**SUPPLIED MATERIAL**

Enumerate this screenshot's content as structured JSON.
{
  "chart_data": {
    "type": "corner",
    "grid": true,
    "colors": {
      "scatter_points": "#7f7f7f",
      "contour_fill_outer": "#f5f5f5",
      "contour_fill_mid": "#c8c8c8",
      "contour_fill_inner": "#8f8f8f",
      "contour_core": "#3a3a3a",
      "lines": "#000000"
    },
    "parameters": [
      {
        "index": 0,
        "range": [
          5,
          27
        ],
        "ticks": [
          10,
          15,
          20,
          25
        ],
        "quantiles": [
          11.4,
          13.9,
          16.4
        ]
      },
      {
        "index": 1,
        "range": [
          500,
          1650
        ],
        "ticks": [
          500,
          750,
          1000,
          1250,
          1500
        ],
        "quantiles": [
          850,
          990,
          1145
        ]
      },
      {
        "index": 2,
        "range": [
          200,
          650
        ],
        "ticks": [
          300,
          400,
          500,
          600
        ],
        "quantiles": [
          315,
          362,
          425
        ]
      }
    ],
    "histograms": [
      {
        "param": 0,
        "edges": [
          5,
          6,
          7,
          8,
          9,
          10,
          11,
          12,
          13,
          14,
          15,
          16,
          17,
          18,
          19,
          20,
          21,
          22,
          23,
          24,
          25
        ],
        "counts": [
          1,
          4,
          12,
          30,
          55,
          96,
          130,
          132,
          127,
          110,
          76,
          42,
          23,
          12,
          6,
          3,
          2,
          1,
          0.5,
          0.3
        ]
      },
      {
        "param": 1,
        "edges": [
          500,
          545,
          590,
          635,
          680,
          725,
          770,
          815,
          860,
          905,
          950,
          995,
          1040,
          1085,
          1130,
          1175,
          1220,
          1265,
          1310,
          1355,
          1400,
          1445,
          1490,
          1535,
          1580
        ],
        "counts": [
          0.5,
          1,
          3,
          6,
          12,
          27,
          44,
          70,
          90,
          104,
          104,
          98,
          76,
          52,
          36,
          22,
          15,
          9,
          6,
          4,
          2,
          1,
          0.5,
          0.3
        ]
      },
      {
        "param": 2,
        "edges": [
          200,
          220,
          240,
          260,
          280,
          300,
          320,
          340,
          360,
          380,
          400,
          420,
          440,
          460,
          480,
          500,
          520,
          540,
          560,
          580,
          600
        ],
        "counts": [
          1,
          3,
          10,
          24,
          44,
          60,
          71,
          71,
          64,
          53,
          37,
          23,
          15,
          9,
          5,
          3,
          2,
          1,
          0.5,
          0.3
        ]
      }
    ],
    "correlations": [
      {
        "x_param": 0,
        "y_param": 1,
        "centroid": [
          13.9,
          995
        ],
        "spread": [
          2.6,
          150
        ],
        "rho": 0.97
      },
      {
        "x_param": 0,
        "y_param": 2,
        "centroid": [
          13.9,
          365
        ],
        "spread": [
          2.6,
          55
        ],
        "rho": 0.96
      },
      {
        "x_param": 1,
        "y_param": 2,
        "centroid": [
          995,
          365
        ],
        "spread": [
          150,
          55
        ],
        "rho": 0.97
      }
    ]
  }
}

**PROBLEM STATEMENT**
Repeat the lines above exactly.

**SOLVED PROBLEM**
Enumerate this screenshot's content as structured JSON.
{
  "chart_data": {
    "type": "corner",
    "grid": true,
    "colors": {
      "scatter_points": "#7f7f7f",
      "contour_fill_outer": "#f5f5f5",
      "contour_fill_mid": "#c8c8c8",
      "contour_fill_inner": "#8f8f8f",
      "contour_core": "#3a3a3a",
      "lines": "#000000"
    },
    "parameters": [
      {
        "index": 0,
        "range": [
          5,
          27
        ],
        "ticks": [
          10,
          15,
          20,
          25
        ],
        "quantiles": [
          11.4,
          13.9,
          16.4
        ]
      },
      {
        "index": 1,
        "range": [
          500,
          1650
        ],
        "ticks": [
          500,
          750,
          1000,
          1250,
          1500
        ],
        "quantiles": [
          850,
          990,
          1145
        ]
      },
      {
        "index": 2,
        "range": [
          200,
          650
        ],
        "ticks": [
          300,
          400,
          500,
          600
        ],
        "quantiles": [
          315,
          362,
          425
        ]
      }
    ],
    "histograms": [
      {
        "param": 0,
        "edges": [
          5,
          6,
          7,
          8,
          9,
          10,
          11,
          12,
          13,
          14,
          15,
          16,
          17,
          18,
          19,
          20,
          21,
          22,
          23,
          24,
          25
        ],
        "counts": [
          1,
          4,
          12,
          30,
          55,
          96,
          130,
          132,
          127,
          110,
          76,
          42,
          23,
          12,
          6,
          3,
          2,
          1,
          0.5,
          0.3
        ]
      },
      {
        "param": 1,
        "edges": [
          500,
          545,
          590,
          635,
          680,
          725,
          770,
          815,
          860,
          905,
          950,
          995,
          1040,
          1085,
          1130,
          1175,
          1220,
          1265,
          1310,
          1355,
          1400,
          1445,
          1490,
          1535,
          1580
        ],
        "counts": [
          0.5,
          1,
          3,
          6,
          12,
          27,
          44,
          70,
          90,
          104,
          104,
          98,
          76,
          52,
          36,
          22,
          15,
          9,
          6,
          4,
          2,
          1,
          0.5,
          0.3
        ]
      },
      {
        "param": 2,
        "edges": [
          200,
          220,
          240,
          260,
          280,
          300,
          320,
          340,
          360,
          380,
          400,
          420,
          440,
          460,
          480,
          500,
          520,
          540,
          560,
          580,
          600
        ],
        "counts": [
          1,
          3,
          10,
          24,
          44,
          60,
          71,
          71,
          64,
          53,
          37,
          23,
          15,
          9,
          5,
          3,
          2,
          1,
          0.5,
          0.3
        ]
      }
    ],
    "correlations": [
      {
        "x_param": 0,
        "y_param": 1,
        "centroid": [
          13.9,
          995
        ],
        "spread": [
          2.6,
          150
        ],
        "rho": 0.97
      },
      {
        "x_param": 0,
        "y_param": 2,
        "centroid": [
          13.9,
          365
        ],
        "spread": [
          2.6,
          55
        ],
        "rho": 0.96
      },
      {
        "x_param": 1,
        "y_param": 2,
        "centroid": [
          995,
          365
        ],
        "spread": [
          150,
          55
        ],
        "rho": 0.97
      }
    ]
  }
}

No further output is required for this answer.